Record excerpts:
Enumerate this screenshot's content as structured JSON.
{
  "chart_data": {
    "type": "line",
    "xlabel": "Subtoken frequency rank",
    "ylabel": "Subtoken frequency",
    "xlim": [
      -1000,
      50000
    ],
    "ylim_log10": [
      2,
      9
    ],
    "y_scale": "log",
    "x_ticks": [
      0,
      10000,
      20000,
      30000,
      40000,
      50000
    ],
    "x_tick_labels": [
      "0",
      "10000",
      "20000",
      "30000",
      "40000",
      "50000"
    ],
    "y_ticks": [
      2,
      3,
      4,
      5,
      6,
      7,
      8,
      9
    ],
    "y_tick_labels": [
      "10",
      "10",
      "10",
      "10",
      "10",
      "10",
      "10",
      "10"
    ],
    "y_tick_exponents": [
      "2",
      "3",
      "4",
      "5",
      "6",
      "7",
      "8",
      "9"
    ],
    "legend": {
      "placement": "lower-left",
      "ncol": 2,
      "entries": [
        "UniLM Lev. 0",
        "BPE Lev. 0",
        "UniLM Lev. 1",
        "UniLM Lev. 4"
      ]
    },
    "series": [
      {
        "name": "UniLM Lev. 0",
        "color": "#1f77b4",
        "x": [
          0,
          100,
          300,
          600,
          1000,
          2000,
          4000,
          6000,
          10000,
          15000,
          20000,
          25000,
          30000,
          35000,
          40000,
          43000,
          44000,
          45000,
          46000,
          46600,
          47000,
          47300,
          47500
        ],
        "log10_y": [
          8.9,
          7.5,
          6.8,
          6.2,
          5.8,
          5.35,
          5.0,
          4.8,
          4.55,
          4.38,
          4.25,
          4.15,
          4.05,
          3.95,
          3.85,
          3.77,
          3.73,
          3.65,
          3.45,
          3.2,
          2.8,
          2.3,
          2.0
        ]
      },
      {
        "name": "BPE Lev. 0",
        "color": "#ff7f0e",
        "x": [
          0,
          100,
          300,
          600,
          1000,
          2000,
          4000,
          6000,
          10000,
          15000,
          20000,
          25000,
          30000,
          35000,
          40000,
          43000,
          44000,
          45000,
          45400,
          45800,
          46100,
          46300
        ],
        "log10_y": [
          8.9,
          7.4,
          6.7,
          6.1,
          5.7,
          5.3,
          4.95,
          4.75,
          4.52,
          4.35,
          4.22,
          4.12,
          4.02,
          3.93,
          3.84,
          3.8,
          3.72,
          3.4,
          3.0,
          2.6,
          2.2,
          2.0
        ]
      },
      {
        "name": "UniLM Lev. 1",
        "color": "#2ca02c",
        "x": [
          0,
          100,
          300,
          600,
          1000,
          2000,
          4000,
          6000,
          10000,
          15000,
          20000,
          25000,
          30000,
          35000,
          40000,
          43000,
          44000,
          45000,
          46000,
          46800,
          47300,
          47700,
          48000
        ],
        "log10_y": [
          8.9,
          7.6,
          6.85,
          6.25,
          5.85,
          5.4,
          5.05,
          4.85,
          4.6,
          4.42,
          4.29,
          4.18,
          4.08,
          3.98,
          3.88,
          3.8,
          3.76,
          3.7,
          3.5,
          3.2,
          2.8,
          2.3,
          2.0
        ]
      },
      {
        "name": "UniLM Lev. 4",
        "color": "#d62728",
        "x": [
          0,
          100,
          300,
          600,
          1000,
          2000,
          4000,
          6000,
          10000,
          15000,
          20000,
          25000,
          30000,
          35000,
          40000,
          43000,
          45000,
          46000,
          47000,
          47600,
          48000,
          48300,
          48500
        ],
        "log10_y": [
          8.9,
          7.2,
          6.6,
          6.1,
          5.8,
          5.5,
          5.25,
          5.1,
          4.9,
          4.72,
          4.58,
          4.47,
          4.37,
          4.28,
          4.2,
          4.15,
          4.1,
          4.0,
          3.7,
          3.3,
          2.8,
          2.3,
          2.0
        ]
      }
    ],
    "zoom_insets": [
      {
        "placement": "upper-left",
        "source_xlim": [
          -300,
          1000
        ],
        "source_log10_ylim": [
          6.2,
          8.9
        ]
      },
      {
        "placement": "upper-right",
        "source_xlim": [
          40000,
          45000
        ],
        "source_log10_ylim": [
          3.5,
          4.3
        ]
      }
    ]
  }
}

Aim: Restate the whole listing exactly.

Solution for this task:
Enumerate this screenshot's content as structured JSON.
{
  "chart_data": {
    "type": "line",
    "xlabel": "Subtoken frequency rank",
    "ylabel": "Subtoken frequency",
    "xlim": [
      -1000,
      50000
    ],
    "ylim_log10": [
      2,
      9
    ],
    "y_scale": "log",
    "x_ticks": [
      0,
      10000,
      20000,
      30000,
      40000,
      50000
    ],
    "x_tick_labels": [
      "0",
      "10000",
      "20000",
      "30000",
      "40000",
      "50000"
    ],
    "y_ticks": [
      2,
      3,
      4,
      5,
      6,
      7,
      8,
      9
    ],
    "y_tick_labels": [
      "10",
      "10",
      "10",
      "10",
      "10",
      "10",
      "10",
      "10"
    ],
    "y_tick_exponents": [
      "2",
      "3",
      "4",
      "5",
      "6",
      "7",
      "8",
      "9"
    ],
    "legend": {
      "placement": "lower-left",
      "ncol": 2,
      "entries": [
        "UniLM Lev. 0",
        "BPE Lev. 0",
        "UniLM Lev. 1",
        "UniLM Lev. 4"
      ]
    },
    "series": [
      {
        "name": "UniLM Lev. 0",
        "color": "#1f77b4",
        "x": [
          0,
          100,
          300,
          600,
          1000,
          2000,
          4000,
          6000,
          10000,
          15000,
          20000,
          25000,
          30000,
          35000,
          40000,
          43000,
          44000,
          45000,
          46000,
          46600,
          47000,
          47300,
          47500
        ],
        "log10_y": [
          8.9,
          7.5,
          6.8,
          6.2,
          5.8,
          5.35,
          5.0,
          4.8,
          4.55,
          4.38,
          4.25,
          4.15,
          4.05,
          3.95,
          3.85,
          3.77,
          3.73,
          3.65,
          3.45,
          3.2,
          2.8,
          2.3,
          2.0
        ]
      },
      {
        "name": "BPE Lev. 0",
        "color": "#ff7f0e",
        "x": [
          0,
          100,
          300,
          600,
          1000,
          2000,
          4000,
          6000,
          10000,
          15000,
          20000,
          25000,
          30000,
          35000,
          40000,
          43000,
          44000,
          45000,
          45400,
          45800,
          46100,
          46300
        ],
        "log10_y": [
          8.9,
          7.4,
          6.7,
          6.1,
          5.7,
          5.3,
          4.95,
          4.75,
          4.52,
          4.35,
          4.22,
          4.12,
          4.02,
          3.93,
          3.84,
          3.8,
          3.72,
          3.4,
          3.0,
          2.6,
          2.2,
          2.0
        ]
      },
      {
        "name": "UniLM Lev. 1",
        "color": "#2ca02c",
        "x": [
          0,
          100,
          300,
          600,
          1000,
          2000,
          4000,
          6000,
          10000,
          15000,
          20000,
          25000,
          30000,
          35000,
          40000,
          43000,
          44000,
          45000,
          46000,
          46800,
          47300,
          47700,
          48000
        ],
        "log10_y": [
          8.9,
          7.6,
          6.85,
          6.25,
          5.85,
          5.4,
          5.05,
          4.85,
          4.6,
          4.42,
          4.29,
          4.18,
          4.08,
          3.98,
          3.88,
          3.8,
          3.76,
          3.7,
          3.5,
          3.2,
          2.8,
          2.3,
          2.0
        ]
      },
      {
        "name": "UniLM Lev. 4",
        "color": "#d62728",
        "x": [
          0,
          100,
          300,
          600,
          1000,
          2000,
          4000,
          6000,
          10000,
          15000,
          20000,
          25000,
          30000,
          35000,
          40000,
          43000,
          45000,
          46000,
          47000,
          47600,
          48000,
          48300,
          48500
        ],
        "log10_y": [
          8.9,
          7.2,
          6.6,
          6.1,
          5.8,
          5.5,
          5.25,
          5.1,
          4.9,
          4.72,
          4.58,
          4.47,
          4.37,
          4.28,
          4.2,
          4.15,
          4.1,
          4.0,
          3.7,
          3.3,
          2.8,
          2.3,
          2.0
        ]
      }
    ],
    "zoom_insets": [
      {
        "placement": "upper-left",
        "source_xlim": [
          -300,
          1000
        ],
        "source_log10_ylim": [
          6.2,
          8.9
        ]
      },
      {
        "placement": "upper-right",
        "source_xlim": [
          40000,
          45000
        ],
        "source_log10_ylim": [
          3.5,
          4.3
        ]
      }
    ]
  }
}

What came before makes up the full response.